Reproduce every one of the records below, keeping each line unchanged.

Data items:
────────
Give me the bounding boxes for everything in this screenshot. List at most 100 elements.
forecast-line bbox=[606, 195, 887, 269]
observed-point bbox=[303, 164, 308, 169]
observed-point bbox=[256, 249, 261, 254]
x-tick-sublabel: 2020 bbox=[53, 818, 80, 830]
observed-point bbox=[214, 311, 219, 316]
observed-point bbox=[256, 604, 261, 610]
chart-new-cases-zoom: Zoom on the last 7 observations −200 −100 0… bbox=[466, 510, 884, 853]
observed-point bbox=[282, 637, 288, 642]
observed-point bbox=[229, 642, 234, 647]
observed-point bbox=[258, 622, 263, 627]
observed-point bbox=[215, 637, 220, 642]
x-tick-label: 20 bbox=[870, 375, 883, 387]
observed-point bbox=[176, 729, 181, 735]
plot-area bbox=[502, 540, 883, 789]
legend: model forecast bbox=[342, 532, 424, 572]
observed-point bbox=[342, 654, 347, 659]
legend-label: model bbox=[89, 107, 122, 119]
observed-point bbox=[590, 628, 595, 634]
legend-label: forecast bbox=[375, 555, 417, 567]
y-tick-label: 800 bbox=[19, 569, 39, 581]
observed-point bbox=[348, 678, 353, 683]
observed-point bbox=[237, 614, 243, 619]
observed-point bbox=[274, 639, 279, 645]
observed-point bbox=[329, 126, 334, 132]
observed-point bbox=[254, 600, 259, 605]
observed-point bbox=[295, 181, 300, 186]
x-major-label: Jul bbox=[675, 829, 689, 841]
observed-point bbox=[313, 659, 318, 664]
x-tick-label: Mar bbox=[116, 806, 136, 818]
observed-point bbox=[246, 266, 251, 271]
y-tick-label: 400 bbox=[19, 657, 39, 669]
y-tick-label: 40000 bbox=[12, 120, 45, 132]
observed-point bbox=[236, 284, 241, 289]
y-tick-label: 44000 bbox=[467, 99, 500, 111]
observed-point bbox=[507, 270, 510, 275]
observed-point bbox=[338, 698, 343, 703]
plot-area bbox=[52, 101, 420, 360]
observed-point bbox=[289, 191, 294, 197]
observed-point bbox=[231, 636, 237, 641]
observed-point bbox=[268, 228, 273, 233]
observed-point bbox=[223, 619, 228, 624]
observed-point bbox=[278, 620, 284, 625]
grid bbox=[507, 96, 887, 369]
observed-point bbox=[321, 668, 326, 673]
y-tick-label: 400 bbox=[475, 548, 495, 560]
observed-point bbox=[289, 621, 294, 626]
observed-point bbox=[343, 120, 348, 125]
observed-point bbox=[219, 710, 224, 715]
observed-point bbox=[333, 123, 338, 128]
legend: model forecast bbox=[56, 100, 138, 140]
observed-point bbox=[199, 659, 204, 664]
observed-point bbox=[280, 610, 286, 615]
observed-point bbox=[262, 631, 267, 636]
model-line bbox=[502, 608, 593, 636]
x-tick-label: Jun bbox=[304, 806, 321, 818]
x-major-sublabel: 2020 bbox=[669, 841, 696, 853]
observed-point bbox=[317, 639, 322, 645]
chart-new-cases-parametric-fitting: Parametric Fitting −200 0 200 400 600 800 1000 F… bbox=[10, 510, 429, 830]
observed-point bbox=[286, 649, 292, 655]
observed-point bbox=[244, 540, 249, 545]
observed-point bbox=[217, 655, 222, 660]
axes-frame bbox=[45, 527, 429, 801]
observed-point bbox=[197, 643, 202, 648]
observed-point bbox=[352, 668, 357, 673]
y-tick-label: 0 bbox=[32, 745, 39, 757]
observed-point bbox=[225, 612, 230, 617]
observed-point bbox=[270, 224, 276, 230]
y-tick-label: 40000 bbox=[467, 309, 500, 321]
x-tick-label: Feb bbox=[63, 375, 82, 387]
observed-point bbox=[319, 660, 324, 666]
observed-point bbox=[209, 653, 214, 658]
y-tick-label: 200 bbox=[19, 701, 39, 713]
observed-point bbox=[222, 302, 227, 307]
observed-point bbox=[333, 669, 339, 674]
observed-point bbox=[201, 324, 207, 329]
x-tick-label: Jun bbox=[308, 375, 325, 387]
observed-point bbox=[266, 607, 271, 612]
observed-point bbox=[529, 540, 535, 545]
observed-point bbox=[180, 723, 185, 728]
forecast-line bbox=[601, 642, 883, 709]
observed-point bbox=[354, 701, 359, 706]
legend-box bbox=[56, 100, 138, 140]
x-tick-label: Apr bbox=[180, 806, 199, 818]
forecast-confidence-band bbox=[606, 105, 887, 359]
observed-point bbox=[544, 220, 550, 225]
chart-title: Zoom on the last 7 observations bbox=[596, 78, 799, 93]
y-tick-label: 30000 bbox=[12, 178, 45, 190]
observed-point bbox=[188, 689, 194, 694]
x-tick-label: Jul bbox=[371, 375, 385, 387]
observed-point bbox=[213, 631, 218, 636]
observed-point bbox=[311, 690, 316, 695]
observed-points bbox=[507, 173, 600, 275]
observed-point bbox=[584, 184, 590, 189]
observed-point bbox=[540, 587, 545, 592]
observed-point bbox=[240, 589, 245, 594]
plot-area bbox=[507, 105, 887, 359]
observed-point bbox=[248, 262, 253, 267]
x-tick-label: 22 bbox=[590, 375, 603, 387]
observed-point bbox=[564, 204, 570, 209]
────────
▸ **ANSWER IN FULL**:
Give me the bounding boxes for everything in this screenshot. List at most 100 elements.
forecast-line bbox=[606, 195, 887, 269]
observed-point bbox=[303, 164, 308, 169]
observed-point bbox=[256, 249, 261, 254]
x-tick-sublabel: 2020 bbox=[53, 818, 80, 830]
observed-point bbox=[214, 311, 219, 316]
observed-point bbox=[256, 604, 261, 610]
chart-new-cases-zoom: Zoom on the last 7 observations −200 −100 0… bbox=[466, 510, 884, 853]
observed-point bbox=[282, 637, 288, 642]
observed-point bbox=[229, 642, 234, 647]
observed-point bbox=[258, 622, 263, 627]
observed-point bbox=[215, 637, 220, 642]
x-tick-label: 20 bbox=[870, 375, 883, 387]
observed-point bbox=[176, 729, 181, 735]
plot-area bbox=[502, 540, 883, 789]
legend: model forecast bbox=[342, 532, 424, 572]
observed-point bbox=[342, 654, 347, 659]
legend-label: model bbox=[89, 107, 122, 119]
observed-point bbox=[590, 628, 595, 634]
legend-label: forecast bbox=[375, 555, 417, 567]
y-tick-label: 800 bbox=[19, 569, 39, 581]
observed-point bbox=[348, 678, 353, 683]
observed-point bbox=[237, 614, 243, 619]
observed-point bbox=[274, 639, 279, 645]
observed-point bbox=[329, 126, 334, 132]
observed-point bbox=[254, 600, 259, 605]
observed-point bbox=[295, 181, 300, 186]
x-major-label: Jul bbox=[675, 829, 689, 841]
observed-point bbox=[313, 659, 318, 664]
x-tick-label: Mar bbox=[116, 806, 136, 818]
observed-point bbox=[246, 266, 251, 271]
y-tick-label: 400 bbox=[19, 657, 39, 669]
y-tick-label: 40000 bbox=[12, 120, 45, 132]
observed-point bbox=[236, 284, 241, 289]
y-tick-label: 44000 bbox=[467, 99, 500, 111]
observed-point bbox=[507, 270, 510, 275]
observed-point bbox=[338, 698, 343, 703]
plot-area bbox=[52, 101, 420, 360]
observed-point bbox=[289, 191, 294, 197]
observed-point bbox=[231, 636, 237, 641]
observed-point bbox=[268, 228, 273, 233]
observed-point bbox=[223, 619, 228, 624]
observed-point bbox=[278, 620, 284, 625]
grid bbox=[507, 96, 887, 369]
observed-point bbox=[321, 668, 326, 673]
y-tick-label: 400 bbox=[475, 548, 495, 560]
observed-point bbox=[289, 621, 294, 626]
observed-point bbox=[343, 120, 348, 125]
observed-point bbox=[219, 710, 224, 715]
observed-point bbox=[333, 123, 338, 128]
legend: model forecast bbox=[56, 100, 138, 140]
observed-point bbox=[199, 659, 204, 664]
observed-point bbox=[280, 610, 286, 615]
observed-point bbox=[262, 631, 267, 636]
model-line bbox=[502, 608, 593, 636]
x-tick-label: Jun bbox=[304, 806, 321, 818]
x-major-sublabel: 2020 bbox=[669, 841, 696, 853]
observed-point bbox=[317, 639, 322, 645]
chart-new-cases-parametric-fitting: Parametric Fitting −200 0 200 400 600 800 1000 F… bbox=[10, 510, 429, 830]
observed-point bbox=[286, 649, 292, 655]
observed-point bbox=[244, 540, 249, 545]
observed-point bbox=[217, 655, 222, 660]
axes-frame bbox=[45, 527, 429, 801]
observed-point bbox=[197, 643, 202, 648]
observed-point bbox=[352, 668, 357, 673]
y-tick-label: 0 bbox=[32, 745, 39, 757]
observed-point bbox=[225, 612, 230, 617]
observed-point bbox=[270, 224, 276, 230]
y-tick-label: 40000 bbox=[467, 309, 500, 321]
x-tick-label: Feb bbox=[63, 375, 82, 387]
observed-point bbox=[319, 660, 324, 666]
observed-point bbox=[209, 653, 214, 658]
y-tick-label: 200 bbox=[19, 701, 39, 713]
observed-point bbox=[222, 302, 227, 307]
observed-point bbox=[333, 669, 339, 674]
observed-point bbox=[201, 324, 207, 329]
x-tick-label: Jun bbox=[308, 375, 325, 387]
observed-point bbox=[266, 607, 271, 612]
observed-point bbox=[529, 540, 535, 545]
observed-point bbox=[180, 723, 185, 728]
forecast-line bbox=[601, 642, 883, 709]
observed-point bbox=[354, 701, 359, 706]
legend-box bbox=[56, 100, 138, 140]
x-tick-label: Apr bbox=[180, 806, 199, 818]
forecast-confidence-band bbox=[606, 105, 887, 359]
observed-point bbox=[544, 220, 550, 225]
chart-title: Zoom on the last 7 observations bbox=[596, 78, 799, 93]
y-tick-label: 30000 bbox=[12, 178, 45, 190]
observed-point bbox=[188, 689, 194, 694]
x-tick-label: Jul bbox=[371, 375, 385, 387]
observed-point bbox=[213, 631, 218, 636]
observed-point bbox=[311, 690, 316, 695]
observed-points bbox=[507, 173, 600, 275]
observed-point bbox=[584, 184, 590, 189]
observed-point bbox=[540, 587, 545, 592]
observed-point bbox=[240, 589, 245, 594]
plot-area bbox=[507, 105, 887, 359]
observed-point bbox=[248, 262, 253, 267]
x-tick-label: 22 bbox=[590, 375, 603, 387]
observed-point bbox=[564, 204, 570, 209]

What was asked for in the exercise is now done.